TASK INPUTS:
◆ ◆ ◆ ◆
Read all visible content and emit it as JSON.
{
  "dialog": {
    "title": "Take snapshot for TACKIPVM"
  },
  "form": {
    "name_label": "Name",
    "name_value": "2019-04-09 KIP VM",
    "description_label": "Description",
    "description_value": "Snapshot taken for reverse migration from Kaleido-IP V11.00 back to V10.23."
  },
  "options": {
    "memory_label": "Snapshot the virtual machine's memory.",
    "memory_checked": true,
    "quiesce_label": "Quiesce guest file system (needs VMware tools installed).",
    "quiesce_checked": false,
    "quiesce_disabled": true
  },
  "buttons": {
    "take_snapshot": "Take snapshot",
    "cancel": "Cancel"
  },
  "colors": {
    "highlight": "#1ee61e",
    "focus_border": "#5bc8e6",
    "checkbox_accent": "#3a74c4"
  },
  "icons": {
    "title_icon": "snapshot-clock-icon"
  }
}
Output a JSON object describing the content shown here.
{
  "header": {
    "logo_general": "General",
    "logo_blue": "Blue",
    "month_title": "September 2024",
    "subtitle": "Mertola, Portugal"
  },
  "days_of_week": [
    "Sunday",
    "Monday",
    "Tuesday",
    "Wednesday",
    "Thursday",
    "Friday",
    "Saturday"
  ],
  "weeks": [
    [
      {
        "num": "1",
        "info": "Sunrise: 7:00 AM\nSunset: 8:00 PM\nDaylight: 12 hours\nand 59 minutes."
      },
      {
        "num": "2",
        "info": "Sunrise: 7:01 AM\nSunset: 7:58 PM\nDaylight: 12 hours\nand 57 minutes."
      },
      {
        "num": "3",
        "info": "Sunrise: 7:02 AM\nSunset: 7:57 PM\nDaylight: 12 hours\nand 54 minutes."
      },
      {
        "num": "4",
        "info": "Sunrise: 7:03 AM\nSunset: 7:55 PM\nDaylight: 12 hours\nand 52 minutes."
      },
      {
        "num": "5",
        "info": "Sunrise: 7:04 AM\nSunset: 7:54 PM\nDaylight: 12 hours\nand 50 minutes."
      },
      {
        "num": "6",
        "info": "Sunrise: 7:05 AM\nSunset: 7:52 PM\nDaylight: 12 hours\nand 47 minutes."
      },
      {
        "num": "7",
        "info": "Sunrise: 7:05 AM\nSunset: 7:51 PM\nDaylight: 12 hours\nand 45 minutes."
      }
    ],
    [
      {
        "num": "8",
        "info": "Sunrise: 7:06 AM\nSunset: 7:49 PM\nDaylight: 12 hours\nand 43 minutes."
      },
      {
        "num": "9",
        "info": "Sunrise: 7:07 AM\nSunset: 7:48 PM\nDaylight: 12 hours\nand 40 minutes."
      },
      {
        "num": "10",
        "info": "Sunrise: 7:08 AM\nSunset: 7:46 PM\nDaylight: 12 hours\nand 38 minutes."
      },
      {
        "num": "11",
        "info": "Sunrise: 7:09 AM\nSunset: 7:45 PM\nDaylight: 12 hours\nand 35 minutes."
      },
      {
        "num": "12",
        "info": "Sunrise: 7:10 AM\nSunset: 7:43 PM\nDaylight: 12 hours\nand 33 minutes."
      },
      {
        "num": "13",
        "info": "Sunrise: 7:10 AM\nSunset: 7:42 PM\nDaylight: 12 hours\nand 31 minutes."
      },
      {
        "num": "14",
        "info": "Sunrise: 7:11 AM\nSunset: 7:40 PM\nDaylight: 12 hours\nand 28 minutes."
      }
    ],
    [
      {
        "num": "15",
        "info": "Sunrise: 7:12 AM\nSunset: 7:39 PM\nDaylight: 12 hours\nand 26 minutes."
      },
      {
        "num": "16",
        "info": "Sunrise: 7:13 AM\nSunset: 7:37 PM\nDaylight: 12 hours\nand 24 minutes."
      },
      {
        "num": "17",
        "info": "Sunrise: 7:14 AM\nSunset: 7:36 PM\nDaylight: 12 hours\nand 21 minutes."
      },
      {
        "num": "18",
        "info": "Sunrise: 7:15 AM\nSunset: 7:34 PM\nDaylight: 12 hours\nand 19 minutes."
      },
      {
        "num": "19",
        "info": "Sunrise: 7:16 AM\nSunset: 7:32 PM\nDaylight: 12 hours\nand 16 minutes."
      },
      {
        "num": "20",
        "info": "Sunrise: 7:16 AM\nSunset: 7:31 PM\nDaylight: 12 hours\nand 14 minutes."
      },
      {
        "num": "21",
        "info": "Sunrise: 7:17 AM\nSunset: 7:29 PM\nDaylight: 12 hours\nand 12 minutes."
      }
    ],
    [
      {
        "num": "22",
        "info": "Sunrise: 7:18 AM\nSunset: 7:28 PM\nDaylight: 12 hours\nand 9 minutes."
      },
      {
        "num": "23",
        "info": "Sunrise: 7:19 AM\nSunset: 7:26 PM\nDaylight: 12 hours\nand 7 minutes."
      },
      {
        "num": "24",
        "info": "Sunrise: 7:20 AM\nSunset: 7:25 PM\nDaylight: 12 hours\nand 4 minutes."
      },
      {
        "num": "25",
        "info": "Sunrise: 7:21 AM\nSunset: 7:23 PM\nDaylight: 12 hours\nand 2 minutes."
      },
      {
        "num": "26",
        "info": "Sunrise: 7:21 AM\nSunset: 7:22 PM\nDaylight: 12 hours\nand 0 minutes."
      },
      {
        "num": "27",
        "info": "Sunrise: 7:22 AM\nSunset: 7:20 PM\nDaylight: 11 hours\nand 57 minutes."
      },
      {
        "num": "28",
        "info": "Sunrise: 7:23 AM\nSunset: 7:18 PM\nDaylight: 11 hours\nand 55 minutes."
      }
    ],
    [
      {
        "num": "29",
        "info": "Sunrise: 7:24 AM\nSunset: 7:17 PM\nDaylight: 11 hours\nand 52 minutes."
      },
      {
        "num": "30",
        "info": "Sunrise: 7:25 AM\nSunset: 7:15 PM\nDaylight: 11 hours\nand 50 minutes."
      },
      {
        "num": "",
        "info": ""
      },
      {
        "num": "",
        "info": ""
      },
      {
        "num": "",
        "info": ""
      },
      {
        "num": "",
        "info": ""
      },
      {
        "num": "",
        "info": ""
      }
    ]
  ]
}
◆ ◆ ◆ ◆
WHAT THE TASK ASKS:
Return all of the data word for word.

RESPONSE:
Read all visible content and emit it as JSON.
{
  "dialog": {
    "title": "Take snapshot for TACKIPVM"
  },
  "form": {
    "name_label": "Name",
    "name_value": "2019-04-09 KIP VM",
    "description_label": "Description",
    "description_value": "Snapshot taken for reverse migration from Kaleido-IP V11.00 back to V10.23."
  },
  "options": {
    "memory_label": "Snapshot the virtual machine's memory.",
    "memory_checked": true,
    "quiesce_label": "Quiesce guest file system (needs VMware tools installed).",
    "quiesce_checked": false,
    "quiesce_disabled": true
  },
  "buttons": {
    "take_snapshot": "Take snapshot",
    "cancel": "Cancel"
  },
  "colors": {
    "highlight": "#1ee61e",
    "focus_border": "#5bc8e6",
    "checkbox_accent": "#3a74c4"
  },
  "icons": {
    "title_icon": "snapshot-clock-icon"
  }
}
Output a JSON object describing the content shown here.
{
  "header": {
    "logo_general": "General",
    "logo_blue": "Blue",
    "month_title": "September 2024",
    "subtitle": "Mertola, Portugal"
  },
  "days_of_week": [
    "Sunday",
    "Monday",
    "Tuesday",
    "Wednesday",
    "Thursday",
    "Friday",
    "Saturday"
  ],
  "weeks": [
    [
      {
        "num": "1",
        "info": "Sunrise: 7:00 AM\nSunset: 8:00 PM\nDaylight: 12 hours\nand 59 minutes."
      },
      {
        "num": "2",
        "info": "Sunrise: 7:01 AM\nSunset: 7:58 PM\nDaylight: 12 hours\nand 57 minutes."
      },
      {
        "num": "3",
        "info": "Sunrise: 7:02 AM\nSunset: 7:57 PM\nDaylight: 12 hours\nand 54 minutes."
      },
      {
        "num": "4",
        "info": "Sunrise: 7:03 AM\nSunset: 7:55 PM\nDaylight: 12 hours\nand 52 minutes."
      },
      {
        "num": "5",
        "info": "Sunrise: 7:04 AM\nSunset: 7:54 PM\nDaylight: 12 hours\nand 50 minutes."
      },
      {
        "num": "6",
        "info": "Sunrise: 7:05 AM\nSunset: 7:52 PM\nDaylight: 12 hours\nand 47 minutes."
      },
      {
        "num": "7",
        "info": "Sunrise: 7:05 AM\nSunset: 7:51 PM\nDaylight: 12 hours\nand 45 minutes."
      }
    ],
    [
      {
        "num": "8",
        "info": "Sunrise: 7:06 AM\nSunset: 7:49 PM\nDaylight: 12 hours\nand 43 minutes."
      },
      {
        "num": "9",
        "info": "Sunrise: 7:07 AM\nSunset: 7:48 PM\nDaylight: 12 hours\nand 40 minutes."
      },
      {
        "num": "10",
        "info": "Sunrise: 7:08 AM\nSunset: 7:46 PM\nDaylight: 12 hours\nand 38 minutes."
      },
      {
        "num": "11",
        "info": "Sunrise: 7:09 AM\nSunset: 7:45 PM\nDaylight: 12 hours\nand 35 minutes."
      },
      {
        "num": "12",
        "info": "Sunrise: 7:10 AM\nSunset: 7:43 PM\nDaylight: 12 hours\nand 33 minutes."
      },
      {
        "num": "13",
        "info": "Sunrise: 7:10 AM\nSunset: 7:42 PM\nDaylight: 12 hours\nand 31 minutes."
      },
      {
        "num": "14",
        "info": "Sunrise: 7:11 AM\nSunset: 7:40 PM\nDaylight: 12 hours\nand 28 minutes."
      }
    ],
    [
      {
        "num": "15",
        "info": "Sunrise: 7:12 AM\nSunset: 7:39 PM\nDaylight: 12 hours\nand 26 minutes."
      },
      {
        "num": "16",
        "info": "Sunrise: 7:13 AM\nSunset: 7:37 PM\nDaylight: 12 hours\nand 24 minutes."
      },
      {
        "num": "17",
        "info": "Sunrise: 7:14 AM\nSunset: 7:36 PM\nDaylight: 12 hours\nand 21 minutes."
      },
      {
        "num": "18",
        "info": "Sunrise: 7:15 AM\nSunset: 7:34 PM\nDaylight: 12 hours\nand 19 minutes."
      },
      {
        "num": "19",
        "info": "Sunrise: 7:16 AM\nSunset: 7:32 PM\nDaylight: 12 hours\nand 16 minutes."
      },
      {
        "num": "20",
        "info": "Sunrise: 7:16 AM\nSunset: 7:31 PM\nDaylight: 12 hours\nand 14 minutes."
      },
      {
        "num": "21",
        "info": "Sunrise: 7:17 AM\nSunset: 7:29 PM\nDaylight: 12 hours\nand 12 minutes."
      }
    ],
    [
      {
        "num": "22",
        "info": "Sunrise: 7:18 AM\nSunset: 7:28 PM\nDaylight: 12 hours\nand 9 minutes."
      },
      {
        "num": "23",
        "info": "Sunrise: 7:19 AM\nSunset: 7:26 PM\nDaylight: 12 hours\nand 7 minutes."
      },
      {
        "num": "24",
        "info": "Sunrise: 7:20 AM\nSunset: 7:25 PM\nDaylight: 12 hours\nand 4 minutes."
      },
      {
        "num": "25",
        "info": "Sunrise: 7:21 AM\nSunset: 7:23 PM\nDaylight: 12 hours\nand 2 minutes."
      },
      {
        "num": "26",
        "info": "Sunrise: 7:21 AM\nSunset: 7:22 PM\nDaylight: 12 hours\nand 0 minutes."
      },
      {
        "num": "27",
        "info": "Sunrise: 7:22 AM\nSunset: 7:20 PM\nDaylight: 11 hours\nand 57 minutes."
      },
      {
        "num": "28",
        "info": "Sunrise: 7:23 AM\nSunset: 7:18 PM\nDaylight: 11 hours\nand 55 minutes."
      }
    ],
    [
      {
        "num": "29",
        "info": "Sunrise: 7:24 AM\nSunset: 7:17 PM\nDaylight: 11 hours\nand 52 minutes."
      },
      {
        "num": "30",
        "info": "Sunrise: 7:25 AM\nSunset: 7:15 PM\nDaylight: 11 hours\nand 50 minutes."
      },
      {
        "num": "",
        "info": ""
      },
      {
        "num": "",
        "info": ""
      },
      {
        "num": "",
        "info": ""
      },
      {
        "num": "",
        "info": ""
      },
      {
        "num": "",
        "info": ""
      }
    ]
  ]
}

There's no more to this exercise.